(Stored data)
════════

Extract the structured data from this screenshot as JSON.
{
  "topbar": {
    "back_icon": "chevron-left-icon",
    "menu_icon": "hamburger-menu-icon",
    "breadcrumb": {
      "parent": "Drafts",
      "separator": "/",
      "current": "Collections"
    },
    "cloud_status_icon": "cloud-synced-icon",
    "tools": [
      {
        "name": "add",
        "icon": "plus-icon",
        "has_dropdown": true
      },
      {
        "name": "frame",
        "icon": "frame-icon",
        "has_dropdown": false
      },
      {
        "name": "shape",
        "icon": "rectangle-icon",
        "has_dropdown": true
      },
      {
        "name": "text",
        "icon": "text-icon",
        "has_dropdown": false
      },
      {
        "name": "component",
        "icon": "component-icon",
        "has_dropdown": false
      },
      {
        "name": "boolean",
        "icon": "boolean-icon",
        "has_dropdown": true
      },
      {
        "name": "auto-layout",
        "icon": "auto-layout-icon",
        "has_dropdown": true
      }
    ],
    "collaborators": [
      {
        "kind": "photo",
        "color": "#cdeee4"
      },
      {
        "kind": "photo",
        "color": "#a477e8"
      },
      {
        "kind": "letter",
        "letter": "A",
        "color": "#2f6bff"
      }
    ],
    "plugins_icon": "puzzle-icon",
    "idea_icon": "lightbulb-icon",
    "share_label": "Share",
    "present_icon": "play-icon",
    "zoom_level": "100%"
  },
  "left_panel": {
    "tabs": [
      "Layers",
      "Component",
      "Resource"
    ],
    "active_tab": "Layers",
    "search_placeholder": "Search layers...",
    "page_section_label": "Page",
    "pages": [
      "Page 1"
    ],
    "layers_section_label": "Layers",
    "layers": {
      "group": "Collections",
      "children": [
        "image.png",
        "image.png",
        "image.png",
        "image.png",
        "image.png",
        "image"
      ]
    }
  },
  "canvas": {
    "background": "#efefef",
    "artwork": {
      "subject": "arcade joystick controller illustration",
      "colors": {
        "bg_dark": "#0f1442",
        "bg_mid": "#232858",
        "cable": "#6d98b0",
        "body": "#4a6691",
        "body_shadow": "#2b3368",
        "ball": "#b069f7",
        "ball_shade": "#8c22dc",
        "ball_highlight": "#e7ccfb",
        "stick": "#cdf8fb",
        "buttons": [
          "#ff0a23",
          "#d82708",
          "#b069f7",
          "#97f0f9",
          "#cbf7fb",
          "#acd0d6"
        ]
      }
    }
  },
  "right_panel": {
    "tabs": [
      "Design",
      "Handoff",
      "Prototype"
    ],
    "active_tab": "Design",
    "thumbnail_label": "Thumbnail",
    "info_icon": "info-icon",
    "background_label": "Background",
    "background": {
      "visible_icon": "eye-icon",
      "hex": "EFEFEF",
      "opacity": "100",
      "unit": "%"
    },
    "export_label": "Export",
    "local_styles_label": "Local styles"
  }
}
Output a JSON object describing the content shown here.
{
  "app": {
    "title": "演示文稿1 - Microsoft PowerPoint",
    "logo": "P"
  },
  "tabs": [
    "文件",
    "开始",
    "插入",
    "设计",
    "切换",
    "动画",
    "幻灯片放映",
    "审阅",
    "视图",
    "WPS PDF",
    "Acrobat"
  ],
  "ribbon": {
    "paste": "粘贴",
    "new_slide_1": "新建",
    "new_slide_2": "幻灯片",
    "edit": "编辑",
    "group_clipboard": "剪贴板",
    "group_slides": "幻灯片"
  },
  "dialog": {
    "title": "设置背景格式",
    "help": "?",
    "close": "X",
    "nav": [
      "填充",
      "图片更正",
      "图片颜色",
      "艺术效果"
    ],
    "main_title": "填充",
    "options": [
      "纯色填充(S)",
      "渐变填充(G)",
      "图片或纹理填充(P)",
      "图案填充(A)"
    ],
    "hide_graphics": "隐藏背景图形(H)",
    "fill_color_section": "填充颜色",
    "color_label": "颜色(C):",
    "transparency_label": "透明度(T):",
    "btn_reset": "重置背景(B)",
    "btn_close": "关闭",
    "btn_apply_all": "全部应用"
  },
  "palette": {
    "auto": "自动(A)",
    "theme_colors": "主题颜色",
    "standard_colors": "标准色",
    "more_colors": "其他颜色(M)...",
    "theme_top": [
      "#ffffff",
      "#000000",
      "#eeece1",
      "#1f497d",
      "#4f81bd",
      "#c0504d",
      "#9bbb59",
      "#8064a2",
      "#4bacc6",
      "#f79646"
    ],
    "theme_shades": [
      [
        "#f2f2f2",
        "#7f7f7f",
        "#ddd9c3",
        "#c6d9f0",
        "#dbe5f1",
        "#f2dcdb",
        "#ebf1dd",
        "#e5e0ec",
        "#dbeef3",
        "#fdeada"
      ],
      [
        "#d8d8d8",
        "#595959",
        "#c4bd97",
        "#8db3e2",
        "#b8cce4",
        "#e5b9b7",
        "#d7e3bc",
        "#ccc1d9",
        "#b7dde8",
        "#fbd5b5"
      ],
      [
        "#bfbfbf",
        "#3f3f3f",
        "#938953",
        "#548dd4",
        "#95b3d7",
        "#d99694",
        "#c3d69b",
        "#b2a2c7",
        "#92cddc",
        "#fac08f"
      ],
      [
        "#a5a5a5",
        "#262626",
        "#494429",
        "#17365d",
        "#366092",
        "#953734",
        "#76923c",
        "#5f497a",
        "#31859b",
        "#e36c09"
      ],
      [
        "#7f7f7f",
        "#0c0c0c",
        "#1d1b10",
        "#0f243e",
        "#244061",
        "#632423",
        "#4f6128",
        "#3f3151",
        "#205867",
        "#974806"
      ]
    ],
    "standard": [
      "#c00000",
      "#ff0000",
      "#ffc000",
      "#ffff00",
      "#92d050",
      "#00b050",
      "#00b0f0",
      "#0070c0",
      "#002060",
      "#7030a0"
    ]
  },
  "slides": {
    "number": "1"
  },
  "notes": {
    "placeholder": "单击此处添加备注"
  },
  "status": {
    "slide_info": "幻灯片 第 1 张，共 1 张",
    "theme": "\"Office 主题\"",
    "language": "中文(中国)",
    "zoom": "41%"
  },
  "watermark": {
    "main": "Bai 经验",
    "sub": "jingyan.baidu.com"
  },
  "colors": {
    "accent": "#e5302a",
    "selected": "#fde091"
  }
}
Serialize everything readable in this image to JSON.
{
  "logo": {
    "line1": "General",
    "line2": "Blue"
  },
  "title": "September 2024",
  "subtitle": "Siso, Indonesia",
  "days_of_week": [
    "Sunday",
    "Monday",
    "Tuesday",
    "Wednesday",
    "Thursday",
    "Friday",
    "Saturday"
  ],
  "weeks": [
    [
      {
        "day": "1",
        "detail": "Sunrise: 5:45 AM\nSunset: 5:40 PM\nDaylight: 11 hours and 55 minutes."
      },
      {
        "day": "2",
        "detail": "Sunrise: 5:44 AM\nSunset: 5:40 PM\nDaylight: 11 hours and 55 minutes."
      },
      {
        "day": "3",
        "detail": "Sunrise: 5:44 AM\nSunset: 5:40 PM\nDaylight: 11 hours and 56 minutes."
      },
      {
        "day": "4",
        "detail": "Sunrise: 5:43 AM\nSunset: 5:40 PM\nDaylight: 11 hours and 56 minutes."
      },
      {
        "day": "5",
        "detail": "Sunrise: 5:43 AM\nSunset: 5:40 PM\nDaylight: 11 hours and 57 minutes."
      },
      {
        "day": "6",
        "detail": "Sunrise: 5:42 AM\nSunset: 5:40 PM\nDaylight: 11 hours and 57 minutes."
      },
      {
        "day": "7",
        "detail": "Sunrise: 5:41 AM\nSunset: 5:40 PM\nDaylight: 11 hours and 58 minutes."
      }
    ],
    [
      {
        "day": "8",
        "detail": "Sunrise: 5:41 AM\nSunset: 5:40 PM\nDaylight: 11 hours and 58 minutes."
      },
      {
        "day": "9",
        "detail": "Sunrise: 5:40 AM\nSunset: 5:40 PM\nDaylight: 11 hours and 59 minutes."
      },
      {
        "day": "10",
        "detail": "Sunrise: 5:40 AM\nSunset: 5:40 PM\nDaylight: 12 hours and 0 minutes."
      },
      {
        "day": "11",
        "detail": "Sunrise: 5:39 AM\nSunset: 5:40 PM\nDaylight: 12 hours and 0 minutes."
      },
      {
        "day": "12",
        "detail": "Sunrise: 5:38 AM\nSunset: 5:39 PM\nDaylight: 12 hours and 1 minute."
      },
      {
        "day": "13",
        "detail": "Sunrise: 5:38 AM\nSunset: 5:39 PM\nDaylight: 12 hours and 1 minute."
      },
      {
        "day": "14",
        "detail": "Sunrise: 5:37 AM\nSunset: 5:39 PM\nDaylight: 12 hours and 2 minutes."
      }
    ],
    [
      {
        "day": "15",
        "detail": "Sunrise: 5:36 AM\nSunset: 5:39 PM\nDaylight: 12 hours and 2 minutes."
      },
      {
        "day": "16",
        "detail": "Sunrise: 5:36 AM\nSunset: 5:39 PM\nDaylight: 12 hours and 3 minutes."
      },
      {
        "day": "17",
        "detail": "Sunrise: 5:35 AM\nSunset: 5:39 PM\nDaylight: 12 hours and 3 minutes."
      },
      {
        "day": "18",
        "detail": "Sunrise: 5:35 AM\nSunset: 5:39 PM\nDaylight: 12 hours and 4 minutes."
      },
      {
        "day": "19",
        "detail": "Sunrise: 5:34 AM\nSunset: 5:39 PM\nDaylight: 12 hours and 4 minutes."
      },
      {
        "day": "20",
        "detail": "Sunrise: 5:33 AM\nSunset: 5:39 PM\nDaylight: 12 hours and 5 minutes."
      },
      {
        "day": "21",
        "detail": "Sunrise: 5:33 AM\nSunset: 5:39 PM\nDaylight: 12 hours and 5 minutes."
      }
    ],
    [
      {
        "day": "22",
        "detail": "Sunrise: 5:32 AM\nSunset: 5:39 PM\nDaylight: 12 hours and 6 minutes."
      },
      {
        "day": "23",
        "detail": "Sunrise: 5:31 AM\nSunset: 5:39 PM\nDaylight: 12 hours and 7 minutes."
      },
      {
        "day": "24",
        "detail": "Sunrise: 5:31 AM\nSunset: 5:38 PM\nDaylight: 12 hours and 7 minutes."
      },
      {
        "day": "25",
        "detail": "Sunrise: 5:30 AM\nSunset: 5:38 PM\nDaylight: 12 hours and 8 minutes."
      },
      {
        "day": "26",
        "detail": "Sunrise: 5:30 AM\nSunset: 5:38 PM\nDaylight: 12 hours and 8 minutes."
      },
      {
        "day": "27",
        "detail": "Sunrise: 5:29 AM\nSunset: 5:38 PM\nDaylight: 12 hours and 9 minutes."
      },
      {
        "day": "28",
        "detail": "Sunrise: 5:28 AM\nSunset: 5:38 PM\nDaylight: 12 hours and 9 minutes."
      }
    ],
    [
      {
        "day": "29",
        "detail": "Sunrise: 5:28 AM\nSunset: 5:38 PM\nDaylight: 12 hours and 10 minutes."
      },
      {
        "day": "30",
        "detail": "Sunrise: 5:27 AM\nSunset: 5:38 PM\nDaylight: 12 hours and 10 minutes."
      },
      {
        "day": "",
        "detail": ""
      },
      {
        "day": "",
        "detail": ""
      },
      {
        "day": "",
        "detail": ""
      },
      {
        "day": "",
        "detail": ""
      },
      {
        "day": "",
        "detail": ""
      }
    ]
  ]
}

════════

◆ **WRITTEN REQUEST**
Find the lines above that contain the word "auto" and collect them.

◆ **WRITTEN RESPONSE**
        "name": "auto-layout",
        "icon": "auto-layout-icon",
    "auto": "自动(A)",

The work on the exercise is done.